Where a line contains the word "Dropout", copy that line in full.

:: Material for this exercise ::
........

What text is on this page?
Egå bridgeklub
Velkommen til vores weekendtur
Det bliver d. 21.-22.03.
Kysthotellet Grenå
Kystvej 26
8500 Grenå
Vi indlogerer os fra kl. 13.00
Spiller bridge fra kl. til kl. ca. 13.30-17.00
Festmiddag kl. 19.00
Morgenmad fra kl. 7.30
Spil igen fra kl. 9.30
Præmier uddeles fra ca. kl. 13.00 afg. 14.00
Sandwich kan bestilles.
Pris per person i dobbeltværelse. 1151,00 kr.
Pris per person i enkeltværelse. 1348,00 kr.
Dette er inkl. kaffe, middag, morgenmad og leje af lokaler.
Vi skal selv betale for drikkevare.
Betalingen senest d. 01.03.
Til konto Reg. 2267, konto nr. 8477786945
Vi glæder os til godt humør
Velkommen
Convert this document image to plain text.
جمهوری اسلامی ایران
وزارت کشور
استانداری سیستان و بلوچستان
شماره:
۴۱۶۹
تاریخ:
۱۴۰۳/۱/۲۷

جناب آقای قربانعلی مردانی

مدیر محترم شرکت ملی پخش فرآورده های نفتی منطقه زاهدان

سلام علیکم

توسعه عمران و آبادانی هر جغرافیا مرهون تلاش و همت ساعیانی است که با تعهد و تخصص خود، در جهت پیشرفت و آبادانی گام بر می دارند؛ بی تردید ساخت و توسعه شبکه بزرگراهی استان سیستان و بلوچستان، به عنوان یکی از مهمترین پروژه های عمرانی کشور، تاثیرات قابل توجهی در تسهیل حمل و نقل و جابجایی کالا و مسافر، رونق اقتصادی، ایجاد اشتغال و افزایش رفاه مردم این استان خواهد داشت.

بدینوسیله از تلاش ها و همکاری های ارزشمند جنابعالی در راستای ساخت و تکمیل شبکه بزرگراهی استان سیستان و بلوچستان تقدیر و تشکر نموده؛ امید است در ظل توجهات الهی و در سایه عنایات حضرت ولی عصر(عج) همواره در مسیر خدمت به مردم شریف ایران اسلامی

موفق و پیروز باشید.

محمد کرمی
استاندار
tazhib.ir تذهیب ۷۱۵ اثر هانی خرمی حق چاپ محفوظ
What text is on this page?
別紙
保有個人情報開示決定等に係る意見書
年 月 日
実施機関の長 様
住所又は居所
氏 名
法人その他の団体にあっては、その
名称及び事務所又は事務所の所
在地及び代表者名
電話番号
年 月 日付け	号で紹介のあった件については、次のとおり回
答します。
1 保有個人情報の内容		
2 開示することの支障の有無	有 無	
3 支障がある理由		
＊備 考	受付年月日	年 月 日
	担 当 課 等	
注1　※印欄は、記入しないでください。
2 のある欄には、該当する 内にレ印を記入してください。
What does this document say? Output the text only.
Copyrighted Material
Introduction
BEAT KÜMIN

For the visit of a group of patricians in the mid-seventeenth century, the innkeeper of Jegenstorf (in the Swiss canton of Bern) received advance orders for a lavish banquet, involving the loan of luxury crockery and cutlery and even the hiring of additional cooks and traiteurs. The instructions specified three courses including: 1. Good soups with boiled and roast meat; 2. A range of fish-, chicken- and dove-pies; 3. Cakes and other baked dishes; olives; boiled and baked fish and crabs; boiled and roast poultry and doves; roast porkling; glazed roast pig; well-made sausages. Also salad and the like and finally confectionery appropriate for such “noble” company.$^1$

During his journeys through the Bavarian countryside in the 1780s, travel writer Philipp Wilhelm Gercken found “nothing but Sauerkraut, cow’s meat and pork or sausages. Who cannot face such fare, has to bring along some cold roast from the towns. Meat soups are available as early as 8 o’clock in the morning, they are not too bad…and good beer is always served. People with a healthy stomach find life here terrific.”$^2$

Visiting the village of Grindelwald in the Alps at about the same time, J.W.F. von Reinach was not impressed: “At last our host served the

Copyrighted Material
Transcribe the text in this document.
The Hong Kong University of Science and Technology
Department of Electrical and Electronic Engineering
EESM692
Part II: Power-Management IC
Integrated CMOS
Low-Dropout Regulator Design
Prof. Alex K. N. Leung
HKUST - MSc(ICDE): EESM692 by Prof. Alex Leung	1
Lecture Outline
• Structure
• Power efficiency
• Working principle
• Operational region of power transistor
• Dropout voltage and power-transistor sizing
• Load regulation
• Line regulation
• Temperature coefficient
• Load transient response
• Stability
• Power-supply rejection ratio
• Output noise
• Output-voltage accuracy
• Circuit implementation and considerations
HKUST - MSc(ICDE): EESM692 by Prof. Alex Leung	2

........

:: Response to this task ::
Low-Dropout Regulator Design
• Dropout voltage and power-transistor sizing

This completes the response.